(EXCERPTED DATA)
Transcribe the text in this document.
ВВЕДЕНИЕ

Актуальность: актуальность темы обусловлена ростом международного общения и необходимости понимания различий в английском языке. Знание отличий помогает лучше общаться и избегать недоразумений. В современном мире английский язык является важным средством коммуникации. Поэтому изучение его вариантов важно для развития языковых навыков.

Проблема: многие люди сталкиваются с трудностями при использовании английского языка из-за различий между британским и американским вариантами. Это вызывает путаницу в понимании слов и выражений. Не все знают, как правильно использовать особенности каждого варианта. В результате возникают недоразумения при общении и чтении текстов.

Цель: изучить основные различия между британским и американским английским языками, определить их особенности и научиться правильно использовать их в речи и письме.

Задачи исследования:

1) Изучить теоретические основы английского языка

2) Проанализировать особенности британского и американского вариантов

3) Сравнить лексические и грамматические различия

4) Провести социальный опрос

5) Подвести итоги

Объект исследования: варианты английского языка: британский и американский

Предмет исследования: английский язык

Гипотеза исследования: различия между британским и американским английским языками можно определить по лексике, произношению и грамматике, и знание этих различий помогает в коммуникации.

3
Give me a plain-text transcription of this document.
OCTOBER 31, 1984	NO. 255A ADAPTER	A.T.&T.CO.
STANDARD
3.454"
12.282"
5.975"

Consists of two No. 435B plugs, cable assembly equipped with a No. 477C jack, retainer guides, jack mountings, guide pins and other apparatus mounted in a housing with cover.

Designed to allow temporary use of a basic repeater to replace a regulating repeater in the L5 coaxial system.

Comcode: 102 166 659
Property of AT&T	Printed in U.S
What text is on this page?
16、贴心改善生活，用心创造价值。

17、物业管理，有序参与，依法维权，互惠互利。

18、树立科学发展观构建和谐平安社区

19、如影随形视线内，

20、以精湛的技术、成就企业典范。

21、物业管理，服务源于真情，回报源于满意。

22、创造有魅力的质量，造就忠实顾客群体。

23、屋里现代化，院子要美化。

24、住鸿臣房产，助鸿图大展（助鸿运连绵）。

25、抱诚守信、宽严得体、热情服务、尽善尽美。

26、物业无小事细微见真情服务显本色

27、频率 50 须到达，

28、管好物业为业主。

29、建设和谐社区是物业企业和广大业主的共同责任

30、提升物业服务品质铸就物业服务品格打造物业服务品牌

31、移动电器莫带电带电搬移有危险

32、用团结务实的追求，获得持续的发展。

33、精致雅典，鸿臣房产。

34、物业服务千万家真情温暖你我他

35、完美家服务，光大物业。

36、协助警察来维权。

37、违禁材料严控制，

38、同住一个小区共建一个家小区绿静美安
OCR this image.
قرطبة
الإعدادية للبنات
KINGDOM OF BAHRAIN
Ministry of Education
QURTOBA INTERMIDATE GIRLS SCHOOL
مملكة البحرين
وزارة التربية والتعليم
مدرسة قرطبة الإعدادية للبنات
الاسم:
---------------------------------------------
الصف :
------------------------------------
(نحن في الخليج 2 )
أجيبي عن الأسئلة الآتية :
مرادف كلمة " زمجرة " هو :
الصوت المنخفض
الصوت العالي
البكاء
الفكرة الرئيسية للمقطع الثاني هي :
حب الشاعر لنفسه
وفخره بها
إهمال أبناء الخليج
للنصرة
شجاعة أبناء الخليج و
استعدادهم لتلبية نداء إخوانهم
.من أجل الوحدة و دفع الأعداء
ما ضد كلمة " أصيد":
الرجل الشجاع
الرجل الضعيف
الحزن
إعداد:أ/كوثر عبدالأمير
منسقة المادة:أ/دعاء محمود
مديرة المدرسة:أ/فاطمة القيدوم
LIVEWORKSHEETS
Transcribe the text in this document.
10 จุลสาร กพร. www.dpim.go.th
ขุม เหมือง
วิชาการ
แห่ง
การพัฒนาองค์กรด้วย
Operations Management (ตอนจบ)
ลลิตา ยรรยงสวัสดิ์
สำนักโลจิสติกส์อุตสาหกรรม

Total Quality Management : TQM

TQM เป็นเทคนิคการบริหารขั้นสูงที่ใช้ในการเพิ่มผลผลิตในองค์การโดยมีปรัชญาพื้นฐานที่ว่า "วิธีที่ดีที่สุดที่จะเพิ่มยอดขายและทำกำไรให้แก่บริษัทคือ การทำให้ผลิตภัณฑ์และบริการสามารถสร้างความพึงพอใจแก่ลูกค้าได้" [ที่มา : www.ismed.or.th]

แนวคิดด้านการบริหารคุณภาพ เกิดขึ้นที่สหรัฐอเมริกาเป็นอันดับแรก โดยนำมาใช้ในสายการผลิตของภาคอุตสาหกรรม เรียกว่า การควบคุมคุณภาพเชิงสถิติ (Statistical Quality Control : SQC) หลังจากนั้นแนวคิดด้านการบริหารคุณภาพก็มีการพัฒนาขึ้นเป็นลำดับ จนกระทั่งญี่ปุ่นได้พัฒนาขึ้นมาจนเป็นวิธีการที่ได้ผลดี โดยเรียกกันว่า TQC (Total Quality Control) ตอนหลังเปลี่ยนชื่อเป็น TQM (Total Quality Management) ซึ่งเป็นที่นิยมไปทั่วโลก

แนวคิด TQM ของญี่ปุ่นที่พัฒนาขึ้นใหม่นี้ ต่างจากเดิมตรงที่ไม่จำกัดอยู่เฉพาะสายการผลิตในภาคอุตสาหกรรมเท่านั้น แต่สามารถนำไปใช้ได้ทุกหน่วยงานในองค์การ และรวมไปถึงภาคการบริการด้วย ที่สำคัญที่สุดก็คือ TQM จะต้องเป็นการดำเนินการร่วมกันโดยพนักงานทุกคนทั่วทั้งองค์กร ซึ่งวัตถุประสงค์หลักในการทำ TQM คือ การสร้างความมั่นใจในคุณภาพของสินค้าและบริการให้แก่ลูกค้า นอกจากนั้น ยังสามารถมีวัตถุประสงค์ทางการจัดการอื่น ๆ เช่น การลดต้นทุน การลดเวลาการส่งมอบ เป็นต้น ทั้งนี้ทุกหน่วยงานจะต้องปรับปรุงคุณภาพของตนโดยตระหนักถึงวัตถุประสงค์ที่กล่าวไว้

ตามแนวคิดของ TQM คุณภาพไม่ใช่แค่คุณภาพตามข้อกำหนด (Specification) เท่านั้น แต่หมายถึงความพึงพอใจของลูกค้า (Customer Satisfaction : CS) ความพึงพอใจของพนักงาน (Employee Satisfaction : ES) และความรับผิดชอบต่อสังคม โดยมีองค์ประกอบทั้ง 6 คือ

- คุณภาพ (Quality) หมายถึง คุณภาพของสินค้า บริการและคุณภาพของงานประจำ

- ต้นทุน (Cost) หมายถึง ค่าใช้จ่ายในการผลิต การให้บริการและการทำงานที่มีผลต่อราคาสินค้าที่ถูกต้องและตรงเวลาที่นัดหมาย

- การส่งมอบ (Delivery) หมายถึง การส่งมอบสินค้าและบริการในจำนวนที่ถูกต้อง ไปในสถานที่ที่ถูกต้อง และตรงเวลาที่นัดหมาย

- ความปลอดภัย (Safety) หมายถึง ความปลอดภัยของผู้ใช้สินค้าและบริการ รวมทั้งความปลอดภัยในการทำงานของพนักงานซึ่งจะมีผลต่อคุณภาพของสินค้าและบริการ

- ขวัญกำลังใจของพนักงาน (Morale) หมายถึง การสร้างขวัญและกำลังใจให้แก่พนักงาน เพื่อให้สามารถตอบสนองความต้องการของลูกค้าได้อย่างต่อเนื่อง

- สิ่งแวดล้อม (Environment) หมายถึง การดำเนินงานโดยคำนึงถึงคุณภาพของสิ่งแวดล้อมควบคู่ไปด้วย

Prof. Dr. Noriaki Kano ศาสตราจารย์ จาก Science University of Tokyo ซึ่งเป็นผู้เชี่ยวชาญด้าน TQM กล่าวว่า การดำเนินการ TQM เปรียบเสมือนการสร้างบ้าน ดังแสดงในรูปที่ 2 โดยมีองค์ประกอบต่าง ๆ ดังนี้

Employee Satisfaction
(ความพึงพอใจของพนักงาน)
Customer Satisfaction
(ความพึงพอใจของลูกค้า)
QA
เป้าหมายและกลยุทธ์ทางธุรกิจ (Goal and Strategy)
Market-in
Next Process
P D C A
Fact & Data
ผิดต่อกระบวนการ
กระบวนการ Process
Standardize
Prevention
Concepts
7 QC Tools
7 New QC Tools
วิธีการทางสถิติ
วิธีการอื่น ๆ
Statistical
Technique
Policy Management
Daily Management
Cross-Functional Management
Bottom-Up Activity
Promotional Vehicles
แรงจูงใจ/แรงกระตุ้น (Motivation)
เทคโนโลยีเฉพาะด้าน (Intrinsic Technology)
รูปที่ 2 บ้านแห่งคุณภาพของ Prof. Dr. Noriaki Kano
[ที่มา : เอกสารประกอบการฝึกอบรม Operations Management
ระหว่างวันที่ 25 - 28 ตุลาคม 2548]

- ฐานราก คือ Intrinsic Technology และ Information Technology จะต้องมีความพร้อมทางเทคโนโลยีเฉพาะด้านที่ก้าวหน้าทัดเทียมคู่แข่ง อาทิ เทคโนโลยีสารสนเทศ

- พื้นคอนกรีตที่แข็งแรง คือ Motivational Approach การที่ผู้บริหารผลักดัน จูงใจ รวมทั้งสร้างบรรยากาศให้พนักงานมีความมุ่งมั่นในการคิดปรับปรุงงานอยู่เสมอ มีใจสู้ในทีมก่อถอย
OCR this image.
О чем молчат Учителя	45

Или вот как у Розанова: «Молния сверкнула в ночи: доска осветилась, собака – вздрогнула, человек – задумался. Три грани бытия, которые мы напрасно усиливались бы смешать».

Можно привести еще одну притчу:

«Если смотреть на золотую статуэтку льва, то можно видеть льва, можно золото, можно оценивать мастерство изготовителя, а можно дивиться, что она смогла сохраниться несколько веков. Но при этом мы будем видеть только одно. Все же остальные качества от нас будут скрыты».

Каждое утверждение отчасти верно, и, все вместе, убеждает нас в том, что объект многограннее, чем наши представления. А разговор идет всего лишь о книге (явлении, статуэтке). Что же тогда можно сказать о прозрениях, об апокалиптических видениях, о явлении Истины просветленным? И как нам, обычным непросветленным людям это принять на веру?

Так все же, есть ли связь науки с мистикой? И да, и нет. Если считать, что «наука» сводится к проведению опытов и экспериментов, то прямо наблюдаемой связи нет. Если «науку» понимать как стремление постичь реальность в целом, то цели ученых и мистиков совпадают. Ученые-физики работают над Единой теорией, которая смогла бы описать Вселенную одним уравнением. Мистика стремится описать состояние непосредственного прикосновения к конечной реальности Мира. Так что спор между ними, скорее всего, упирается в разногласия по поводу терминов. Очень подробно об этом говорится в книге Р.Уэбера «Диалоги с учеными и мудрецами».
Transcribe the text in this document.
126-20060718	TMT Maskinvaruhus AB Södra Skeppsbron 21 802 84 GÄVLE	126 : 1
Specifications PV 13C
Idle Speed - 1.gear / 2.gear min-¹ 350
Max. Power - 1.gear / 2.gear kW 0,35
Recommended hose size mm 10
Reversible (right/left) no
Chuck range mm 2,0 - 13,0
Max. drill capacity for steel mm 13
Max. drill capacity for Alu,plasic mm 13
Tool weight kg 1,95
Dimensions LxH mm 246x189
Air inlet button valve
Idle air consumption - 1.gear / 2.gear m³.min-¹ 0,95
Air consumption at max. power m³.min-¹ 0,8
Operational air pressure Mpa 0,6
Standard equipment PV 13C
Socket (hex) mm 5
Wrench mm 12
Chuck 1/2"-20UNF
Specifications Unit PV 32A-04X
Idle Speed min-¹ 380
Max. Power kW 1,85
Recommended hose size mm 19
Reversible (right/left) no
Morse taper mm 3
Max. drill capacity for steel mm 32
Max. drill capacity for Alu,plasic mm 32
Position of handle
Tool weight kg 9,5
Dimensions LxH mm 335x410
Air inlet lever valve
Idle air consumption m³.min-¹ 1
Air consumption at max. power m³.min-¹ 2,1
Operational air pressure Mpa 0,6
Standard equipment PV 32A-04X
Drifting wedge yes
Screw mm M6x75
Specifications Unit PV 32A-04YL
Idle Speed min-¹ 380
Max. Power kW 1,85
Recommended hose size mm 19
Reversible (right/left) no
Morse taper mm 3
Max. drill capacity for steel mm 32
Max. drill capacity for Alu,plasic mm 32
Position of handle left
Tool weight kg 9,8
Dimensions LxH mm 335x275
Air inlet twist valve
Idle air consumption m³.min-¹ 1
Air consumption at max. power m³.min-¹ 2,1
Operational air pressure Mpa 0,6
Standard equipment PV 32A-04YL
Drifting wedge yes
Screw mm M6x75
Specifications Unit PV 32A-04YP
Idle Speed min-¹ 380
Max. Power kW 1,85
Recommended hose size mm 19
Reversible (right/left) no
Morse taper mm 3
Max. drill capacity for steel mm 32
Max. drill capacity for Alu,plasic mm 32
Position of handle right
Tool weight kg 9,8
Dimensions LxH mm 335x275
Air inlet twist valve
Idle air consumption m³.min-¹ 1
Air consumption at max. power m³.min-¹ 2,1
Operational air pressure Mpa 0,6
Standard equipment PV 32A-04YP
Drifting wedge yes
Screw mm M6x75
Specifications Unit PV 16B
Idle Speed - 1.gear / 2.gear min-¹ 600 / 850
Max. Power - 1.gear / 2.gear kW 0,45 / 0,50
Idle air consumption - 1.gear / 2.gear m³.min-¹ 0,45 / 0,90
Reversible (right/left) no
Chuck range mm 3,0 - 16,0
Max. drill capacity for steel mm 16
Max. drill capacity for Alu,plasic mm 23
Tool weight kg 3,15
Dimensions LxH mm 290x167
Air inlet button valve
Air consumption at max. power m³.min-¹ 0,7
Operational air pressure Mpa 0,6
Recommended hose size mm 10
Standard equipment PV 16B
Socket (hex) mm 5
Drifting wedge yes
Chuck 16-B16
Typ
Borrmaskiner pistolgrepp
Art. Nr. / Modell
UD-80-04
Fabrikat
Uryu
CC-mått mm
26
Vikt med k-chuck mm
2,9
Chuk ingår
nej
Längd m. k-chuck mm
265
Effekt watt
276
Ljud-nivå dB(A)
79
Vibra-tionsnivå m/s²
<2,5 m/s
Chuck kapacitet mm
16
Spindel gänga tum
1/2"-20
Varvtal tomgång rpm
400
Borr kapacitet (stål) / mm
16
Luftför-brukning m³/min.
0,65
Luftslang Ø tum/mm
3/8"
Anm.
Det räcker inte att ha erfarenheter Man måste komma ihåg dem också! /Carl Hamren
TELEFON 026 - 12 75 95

(TASK DESCRIPTION)
Count every line of the records that holds "range". State the number, nothing else.

(SOLUTION TO THIS EXERCISE)
2